§ Given instruction
Arrange each line in the rows below as a numbered list, skipping blank lines and leaving out the pictures.

======

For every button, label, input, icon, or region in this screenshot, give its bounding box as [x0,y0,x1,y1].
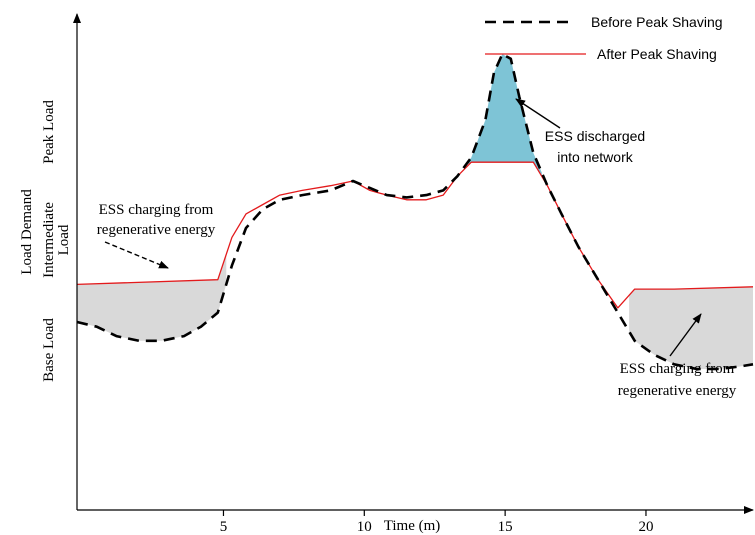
y-band-peak-load: Peak Load [41,100,57,164]
x-tick-label: 15 [498,519,513,535]
annotation-text: regenerative energy [97,222,216,238]
y-band-base-load: Base Load [41,318,57,382]
annotation-text: ESS discharged [545,128,645,144]
annotation-arrow [515,98,561,129]
legend: Before Peak Shaving After Peak Shaving [485,14,723,62]
annotation-charging-right: ESS charging from regenerative energy [618,313,737,399]
annotation-charging-left: ESS charging from regenerative energy [97,202,216,269]
annotation-text: into network [557,149,633,165]
x-tick-label: 5 [220,519,228,535]
annotation-discharge: ESS discharged into network [515,98,645,165]
annotation-text: ESS charging from [620,361,735,377]
discharge-region [468,54,542,177]
annotation-arrow [669,313,702,357]
annotation-text: ESS charging from [99,202,214,218]
legend-label-after: After Peak Shaving [597,46,717,62]
x-axis-label: Time (m) [384,518,441,534]
x-ticks: 5 10 15 20 [220,510,653,535]
y-band-intermediate-line2: Load [56,224,72,255]
x-tick-label: 10 [357,519,372,535]
annotation-arrow [104,241,169,269]
y-band-intermediate-line1: Intermediate [41,202,57,278]
y-axis-label: Load Demand [19,189,35,275]
x-tick-label: 20 [638,519,653,535]
charging-region-left [77,254,227,341]
annotation-text: regenerative energy [618,383,737,399]
legend-label-before: Before Peak Shaving [591,14,723,30]
series-lines [76,52,754,371]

======

§ Full output
1. For every button, label, input, icon, or region in this screenshot, give its bounding box as [x0,y0,x1,y1].
2. y-band-peak-load: Peak Load [41,100,57,164]
3. x-tick-label: 15 [498,519,513,535]
4. annotation-text: regenerative energy [97,222,216,238]
5. y-band-base-load: Base Load [41,318,57,382]
6. annotation-text: ESS discharged [545,128,645,144]
7. annotation-arrow [515,98,561,129]
8. legend: Before Peak Shaving After Peak Shaving [485,14,723,62]
9. annotation-charging-right: ESS charging from regenerative energy [618,313,737,399]
10. annotation-charging-left: ESS charging from regenerative energy [97,202,216,269]
11. annotation-text: into network [557,149,633,165]
12. x-tick-label: 5 [220,519,228,535]
13. annotation-discharge: ESS discharged into network [515,98,645,165]
14. annotation-text: ESS charging from [620,361,735,377]
15. discharge-region [468,54,542,177]
16. annotation-arrow [669,313,702,357]
17. annotation-text: ESS charging from [99,202,214,218]
18. legend-label-after: After Peak Shaving [597,46,717,62]
19. x-axis-label: Time (m) [384,518,441,534]
20. x-ticks: 5 10 15 20 [220,510,653,535]
21. y-band-intermediate-line2: Load [56,224,72,255]
22. x-tick-label: 10 [357,519,372,535]
23. annotation-arrow [104,241,169,269]
24. y-band-intermediate-line1: Intermediate [41,202,57,278]
25. y-axis-label: Load Demand [19,189,35,275]
26. x-tick-label: 20 [638,519,653,535]
27. charging-region-left [77,254,227,341]
28. annotation-text: regenerative energy [618,383,737,399]
29. legend-label-before: Before Peak Shaving [591,14,723,30]
30. series-lines [76,52,754,371]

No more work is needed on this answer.